** RECORDED DATA **
-----
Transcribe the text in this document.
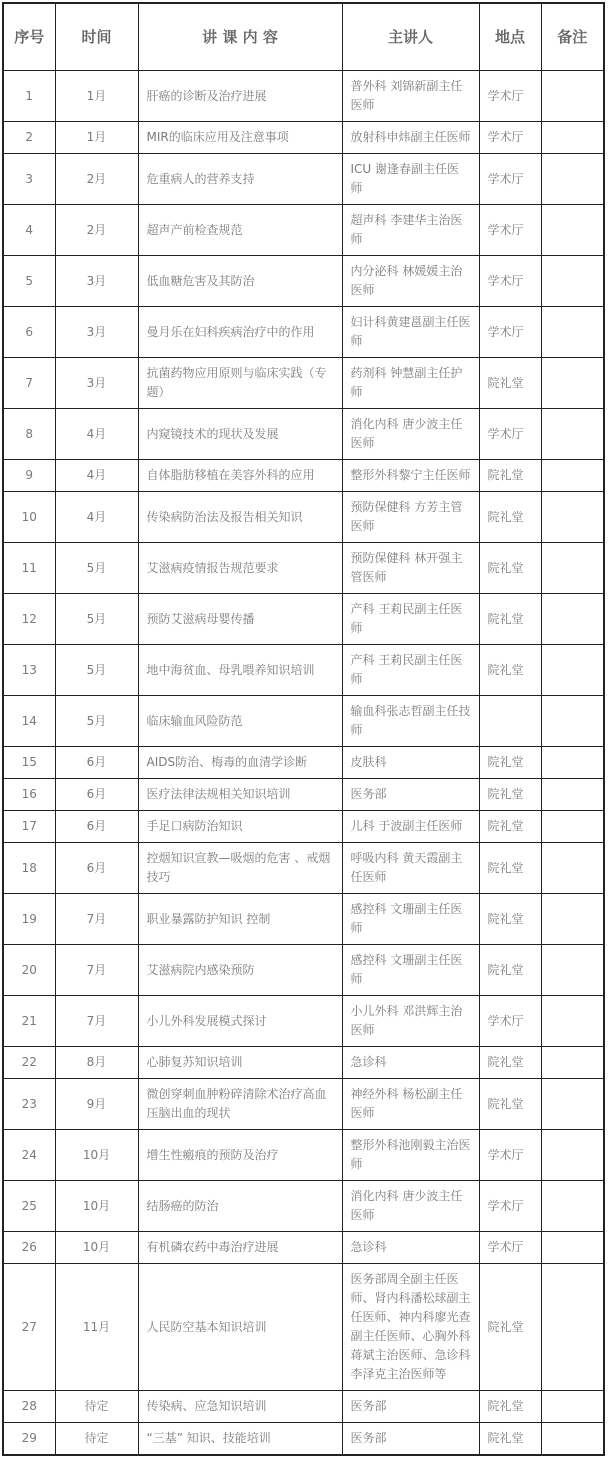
序号	时间	讲 课 内 容	主讲人	地点	备注
1	1月	肝癌的诊断及治疗进展	普外科 刘锦新副主任医师	学术厅	
2	1月	MIR的临床应用及注意事项	放射科申炜副主任医师	学术厅	
3	2月	危重病人的营养支持	ICU 谢逢春副主任医师	学术厅	
4	2月	超声产前检查规范	超声科 李建华主治医师	学术厅	
5	3月	低血糖危害及其防治	内分泌科 林媛媛主治医师	学术厅	
6	3月	曼月乐在妇科疾病治疗中的作用	妇计科黄建邕副主任医师	学术厅	
7	3月	抗菌药物应用原则与临床实践（专题）	药剂科 钟慧副主任护师	院礼堂	
8	4月	内窥镜技术的现状及发展	消化内科 唐少波主任医师	学术厅	
9	4月	自体脂肪移植在美容外科的应用	整形外科黎宁主任医师	院礼堂	
10	4月	传染病防治法及报告相关知识	预防保健科 方芳主管医师	院礼堂	
11	5月	艾滋病疫情报告规范要求	预防保健科 林开强主管医师	院礼堂	
12	5月	预防艾滋病母婴传播	产科 王莉民副主任医师	院礼堂	
13	5月	地中海贫血、母乳喂养知识培训	产科 王莉民副主任医师	院礼堂	
14	5月	临床输血风险防范	输血科张志哲副主任技师		
15	6月	AIDS防治、梅毒的血清学诊断	皮肤科	院礼堂	
16	6月	医疗法律法规相关知识培训	医务部	院礼堂	
17	6月	手足口病防治知识	儿科 于波副主任医师	院礼堂	
18	6月	控烟知识宣教—吸烟的危害 、戒烟技巧	呼吸内科 黄天霞副主任医师	院礼堂	
19	7月	职业暴露防护知识 控制	感控科 文珊副主任医师	院礼堂	
20	7月	艾滋病院内感染预防	感控科 文珊副主任医师	院礼堂	
21	7月	小儿外科发展模式探讨	小儿外科 邓洪辉主治医师	学术厅	
22	8月	心肺复苏知识培训	急诊科	院礼堂	
23	9月	微创穿刺血肿粉碎清除术治疗高血压脑出血的现状	神经外科 杨松副主任医师	院礼堂	
24	10月	增生性瘢痕的预防及治疗	整形外科池刚毅主治医师	学术厅	
25	10月	结肠癌的防治	消化内科 唐少波主任医师	学术厅	
26	10月	有机磷农药中毒治疗进展	急诊科	学术厅	
27	11月	人民防空基本知识培训	医务部周全副主任医师、肾内科潘松球副主任医师、神内科廖光查副主任医师、心胸外科蒋斌主治医师、急诊科李泽克主治医师等	院礼堂	
28	待定	传染病、应急知识培训	医务部	院礼堂	
29	待定	“三基” 知识、技能培训	医务部	院礼堂	
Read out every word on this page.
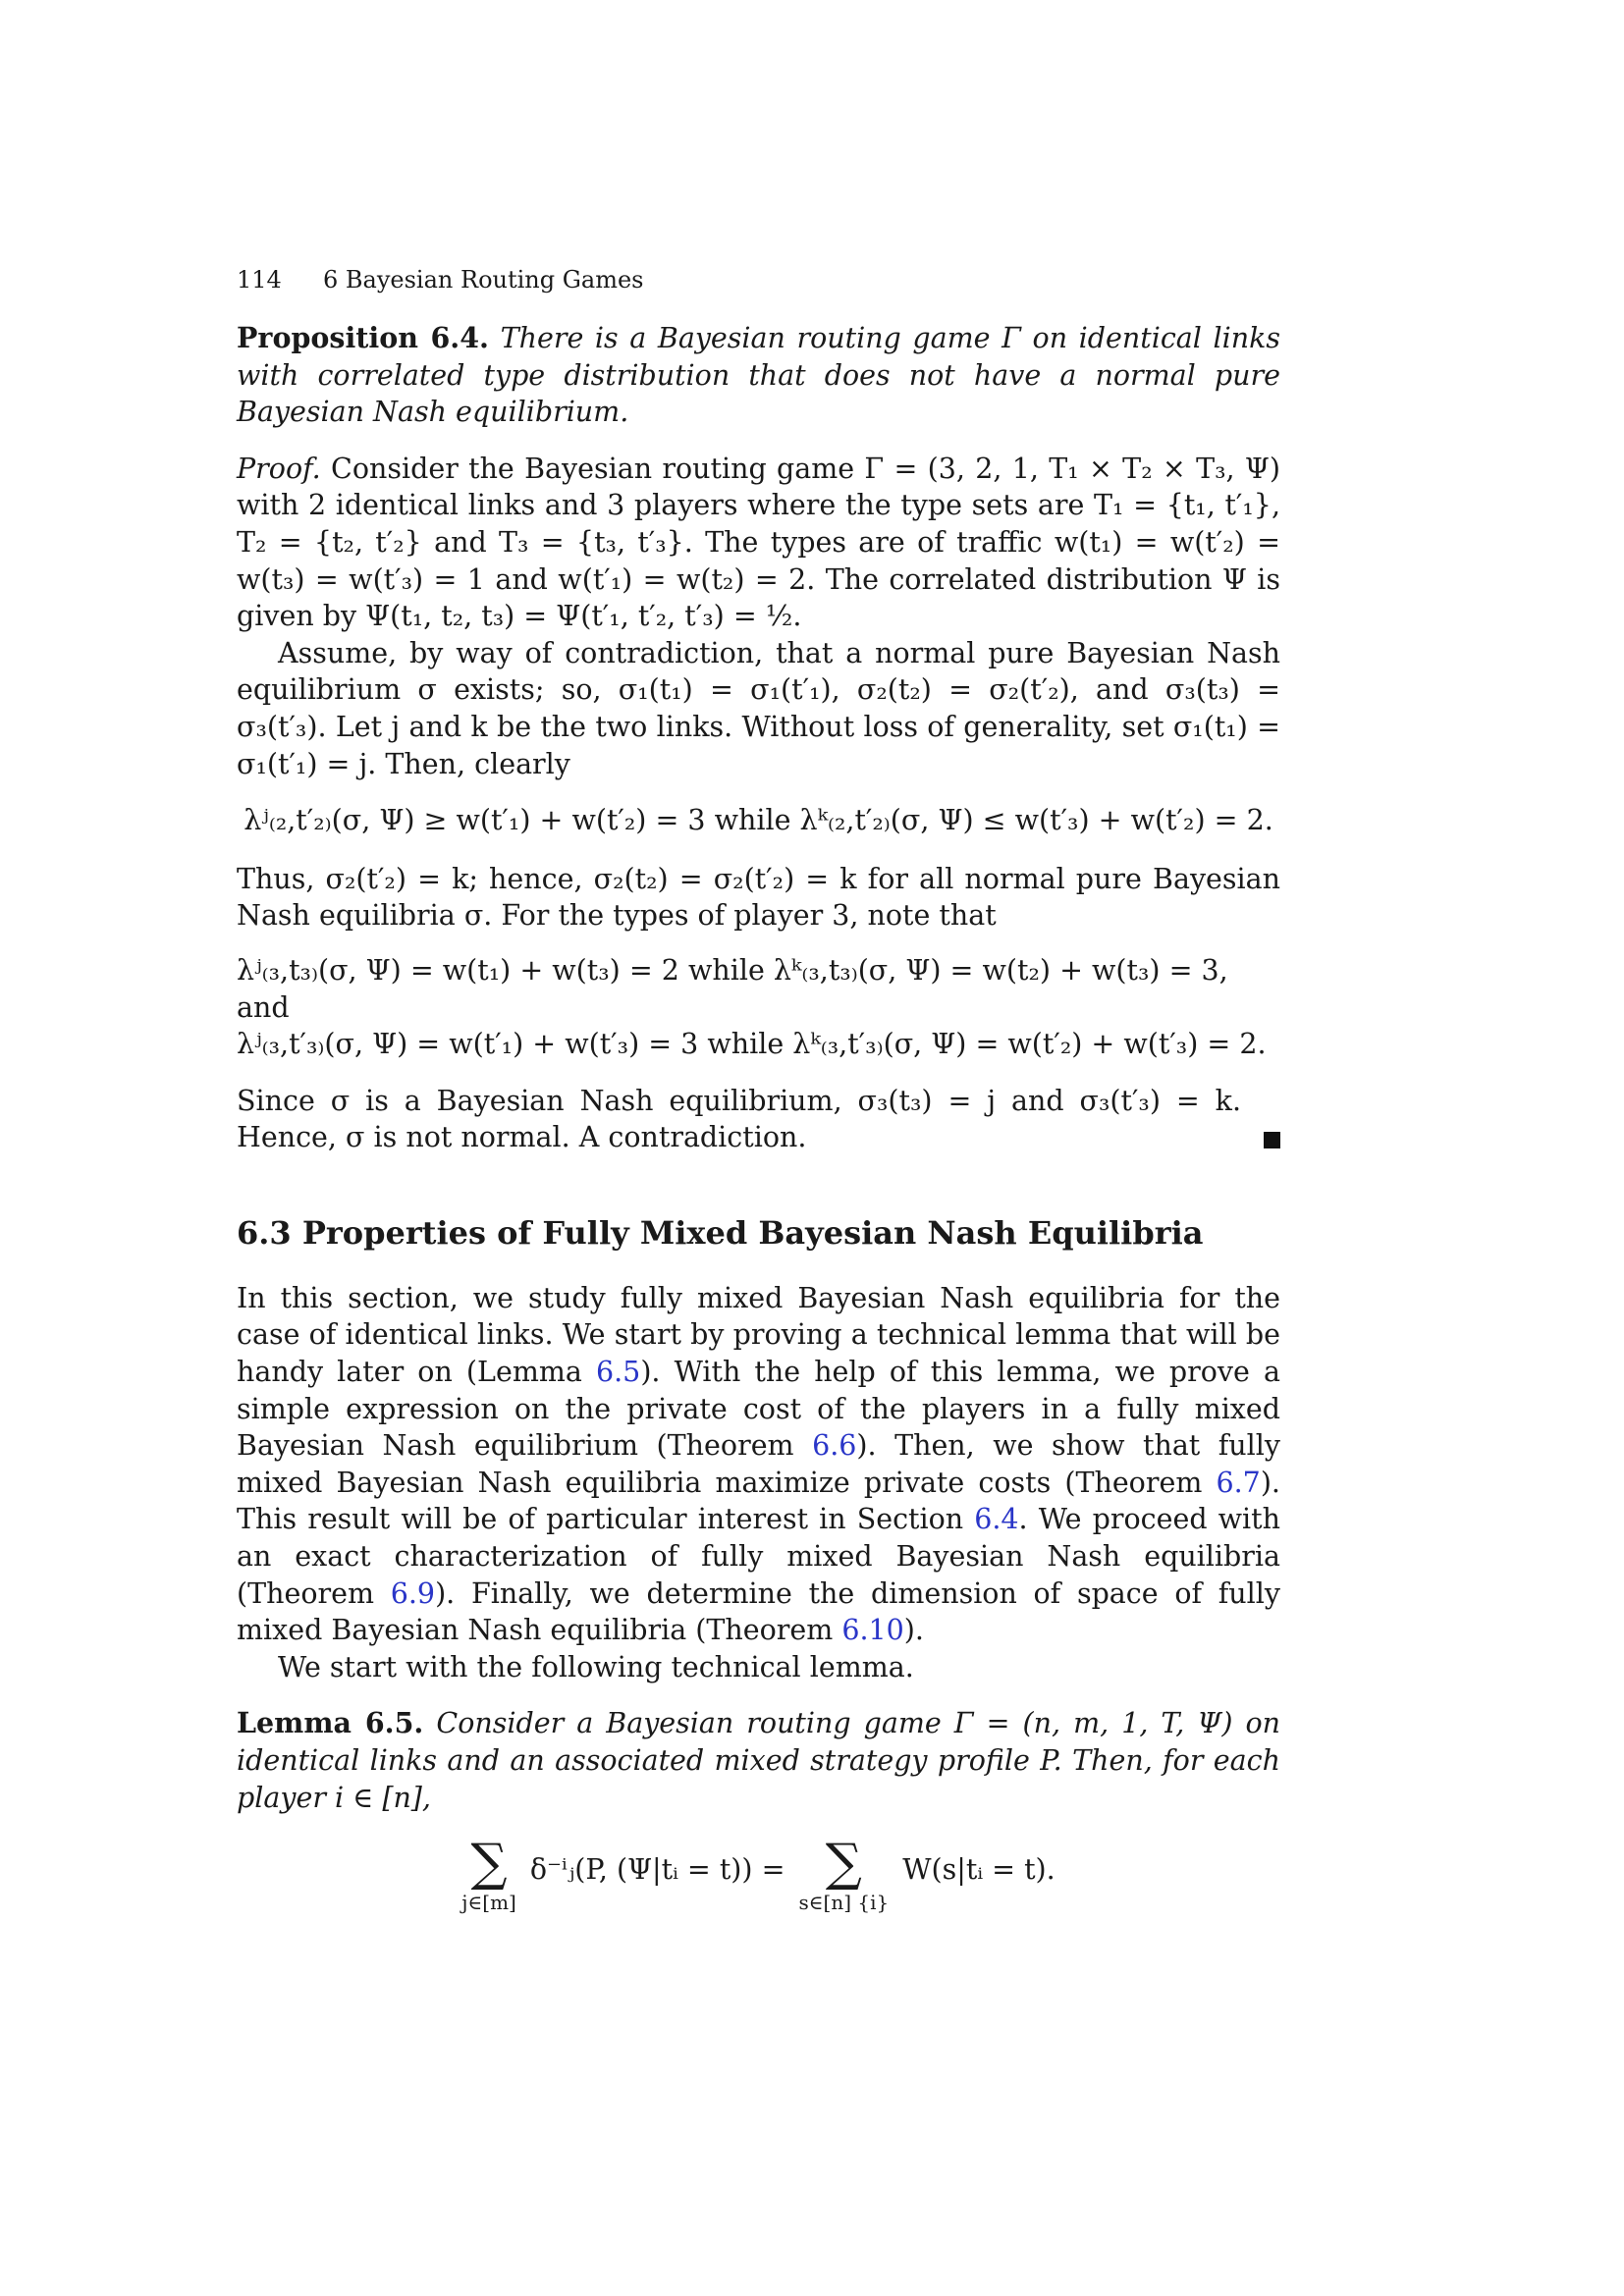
114 6 Bayesian Routing Games

Proposition 6.4. There is a Bayesian routing game Γ on identical links with correlated type distribution that does not have a normal pure Bayesian Nash equilibrium.

Proof. Consider the Bayesian routing game Γ = (3, 2, 1, T₁ × T₂ × T₃, Ψ) with 2 identical links and 3 players where the type sets are T₁ = {t₁, t′₁}, T₂ = {t₂, t′₂} and T₃ = {t₃, t′₃}. The types are of traffic w(t₁) = w(t′₂) = w(t₃) = w(t′₃) = 1 and w(t′₁) = w(t₂) = 2. The correlated distribution Ψ is given by Ψ(t₁, t₂, t₃) = Ψ(t′₁, t′₂, t′₃) = ½.

Assume, by way of contradiction, that a normal pure Bayesian Nash equilibrium σ exists; so, σ₁(t₁) = σ₁(t′₁), σ₂(t₂) = σ₂(t′₂), and σ₃(t₃) = σ₃(t′₃). Let j and k be the two links. Without loss of generality, set σ₁(t₁) = σ₁(t′₁) = j. Then, clearly

λʲ₍₂,t′₂₎(σ, Ψ) ≥ w(t′₁) + w(t′₂) = 3 while λᵏ₍₂,t′₂₎(σ, Ψ) ≤ w(t′₃) + w(t′₂) = 2.

Thus, σ₂(t′₂) = k; hence, σ₂(t₂) = σ₂(t′₂) = k for all normal pure Bayesian Nash equilibria σ. For the types of player 3, note that

λʲ₍₃,t₃₎(σ, Ψ) = w(t₁) + w(t₃) = 2 while λᵏ₍₃,t₃₎(σ, Ψ) = w(t₂) + w(t₃) = 3, and
λʲ₍₃,t′₃₎(σ, Ψ) = w(t′₁) + w(t′₃) = 3 while λᵏ₍₃,t′₃₎(σ, Ψ) = w(t′₂) + w(t′₃) = 2.

Since σ is a Bayesian Nash equilibrium, σ₃(t₃) = j and σ₃(t′₃) = k. Hence, σ is not normal. A contradiction.

6.3 Properties of Fully Mixed Bayesian Nash Equilibria

In this section, we study fully mixed Bayesian Nash equilibria for the case of identical links. We start by proving a technical lemma that will be handy later on (Lemma 6.5). With the help of this lemma, we prove a simple expression on the private cost of the players in a fully mixed Bayesian Nash equilibrium (Theorem 6.6). Then, we show that fully mixed Bayesian Nash equilibria maximize private costs (Theorem 6.7). This result will be of particular interest in Section 6.4. We proceed with an exact characterization of fully mixed Bayesian Nash equilibria (Theorem 6.9). Finally, we determine the dimension of space of fully mixed Bayesian Nash equilibria (Theorem 6.10).

We start with the following technical lemma.

Lemma 6.5. Consider a Bayesian routing game Γ = (n, m, 1, T, Ψ) on identical links and an associated mixed strategy profile P. Then, for each player i ∈ [n],

∑
j∈[m]
δ⁻ⁱⱼ(P, (Ψ|tᵢ = t)) = ∑
s∈[n] {i}
W(s|tᵢ = t).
-----
** EXERCISE **
Quote the material exactly. Pictures stay out.

** RESULT OF THE TASK **
Transcribe the text in this document.
序号	时间	讲 课 内 容	主讲人	地点	备注
1	1月	肝癌的诊断及治疗进展	普外科 刘锦新副主任医师	学术厅	
2	1月	MIR的临床应用及注意事项	放射科申炜副主任医师	学术厅	
3	2月	危重病人的营养支持	ICU 谢逢春副主任医师	学术厅	
4	2月	超声产前检查规范	超声科 李建华主治医师	学术厅	
5	3月	低血糖危害及其防治	内分泌科 林媛媛主治医师	学术厅	
6	3月	曼月乐在妇科疾病治疗中的作用	妇计科黄建邕副主任医师	学术厅	
7	3月	抗菌药物应用原则与临床实践（专题）	药剂科 钟慧副主任护师	院礼堂	
8	4月	内窥镜技术的现状及发展	消化内科 唐少波主任医师	学术厅	
9	4月	自体脂肪移植在美容外科的应用	整形外科黎宁主任医师	院礼堂	
10	4月	传染病防治法及报告相关知识	预防保健科 方芳主管医师	院礼堂	
11	5月	艾滋病疫情报告规范要求	预防保健科 林开强主管医师	院礼堂	
12	5月	预防艾滋病母婴传播	产科 王莉民副主任医师	院礼堂	
13	5月	地中海贫血、母乳喂养知识培训	产科 王莉民副主任医师	院礼堂	
14	5月	临床输血风险防范	输血科张志哲副主任技师		
15	6月	AIDS防治、梅毒的血清学诊断	皮肤科	院礼堂	
16	6月	医疗法律法规相关知识培训	医务部	院礼堂	
17	6月	手足口病防治知识	儿科 于波副主任医师	院礼堂	
18	6月	控烟知识宣教—吸烟的危害 、戒烟技巧	呼吸内科 黄天霞副主任医师	院礼堂	
19	7月	职业暴露防护知识 控制	感控科 文珊副主任医师	院礼堂	
20	7月	艾滋病院内感染预防	感控科 文珊副主任医师	院礼堂	
21	7月	小儿外科发展模式探讨	小儿外科 邓洪辉主治医师	学术厅	
22	8月	心肺复苏知识培训	急诊科	院礼堂	
23	9月	微创穿刺血肿粉碎清除术治疗高血压脑出血的现状	神经外科 杨松副主任医师	院礼堂	
24	10月	增生性瘢痕的预防及治疗	整形外科池刚毅主治医师	学术厅	
25	10月	结肠癌的防治	消化内科 唐少波主任医师	学术厅	
26	10月	有机磷农药中毒治疗进展	急诊科	学术厅	
27	11月	人民防空基本知识培训	医务部周全副主任医师、肾内科潘松球副主任医师、神内科廖光查副主任医师、心胸外科蒋斌主治医师、急诊科李泽克主治医师等	院礼堂	
28	待定	传染病、应急知识培训	医务部	院礼堂	
29	待定	“三基” 知识、技能培训	医务部	院礼堂	
Read out every word on this page.
114 6 Bayesian Routing Games

Proposition 6.4. There is a Bayesian routing game Γ on identical links with correlated type distribution that does not have a normal pure Bayesian Nash equilibrium.

Proof. Consider the Bayesian routing game Γ = (3, 2, 1, T₁ × T₂ × T₃, Ψ) with 2 identical links and 3 players where the type sets are T₁ = {t₁, t′₁}, T₂ = {t₂, t′₂} and T₃ = {t₃, t′₃}. The types are of traffic w(t₁) = w(t′₂) = w(t₃) = w(t′₃) = 1 and w(t′₁) = w(t₂) = 2. The correlated distribution Ψ is given by Ψ(t₁, t₂, t₃) = Ψ(t′₁, t′₂, t′₃) = ½.

Assume, by way of contradiction, that a normal pure Bayesian Nash equilibrium σ exists; so, σ₁(t₁) = σ₁(t′₁), σ₂(t₂) = σ₂(t′₂), and σ₃(t₃) = σ₃(t′₃). Let j and k be the two links. Without loss of generality, set σ₁(t₁) = σ₁(t′₁) = j. Then, clearly

λʲ₍₂,t′₂₎(σ, Ψ) ≥ w(t′₁) + w(t′₂) = 3 while λᵏ₍₂,t′₂₎(σ, Ψ) ≤ w(t′₃) + w(t′₂) = 2.

Thus, σ₂(t′₂) = k; hence, σ₂(t₂) = σ₂(t′₂) = k for all normal pure Bayesian Nash equilibria σ. For the types of player 3, note that

λʲ₍₃,t₃₎(σ, Ψ) = w(t₁) + w(t₃) = 2 while λᵏ₍₃,t₃₎(σ, Ψ) = w(t₂) + w(t₃) = 3, and
λʲ₍₃,t′₃₎(σ, Ψ) = w(t′₁) + w(t′₃) = 3 while λᵏ₍₃,t′₃₎(σ, Ψ) = w(t′₂) + w(t′₃) = 2.

Since σ is a Bayesian Nash equilibrium, σ₃(t₃) = j and σ₃(t′₃) = k. Hence, σ is not normal. A contradiction.

6.3 Properties of Fully Mixed Bayesian Nash Equilibria

In this section, we study fully mixed Bayesian Nash equilibria for the case of identical links. We start by proving a technical lemma that will be handy later on (Lemma 6.5). With the help of this lemma, we prove a simple expression on the private cost of the players in a fully mixed Bayesian Nash equilibrium (Theorem 6.6). Then, we show that fully mixed Bayesian Nash equilibria maximize private costs (Theorem 6.7). This result will be of particular interest in Section 6.4. We proceed with an exact characterization of fully mixed Bayesian Nash equilibria (Theorem 6.9). Finally, we determine the dimension of space of fully mixed Bayesian Nash equilibria (Theorem 6.10).

We start with the following technical lemma.

Lemma 6.5. Consider a Bayesian routing game Γ = (n, m, 1, T, Ψ) on identical links and an associated mixed strategy profile P. Then, for each player i ∈ [n],

∑
j∈[m]
δ⁻ⁱⱼ(P, (Ψ|tᵢ = t)) = ∑
s∈[n] {i}
W(s|tᵢ = t).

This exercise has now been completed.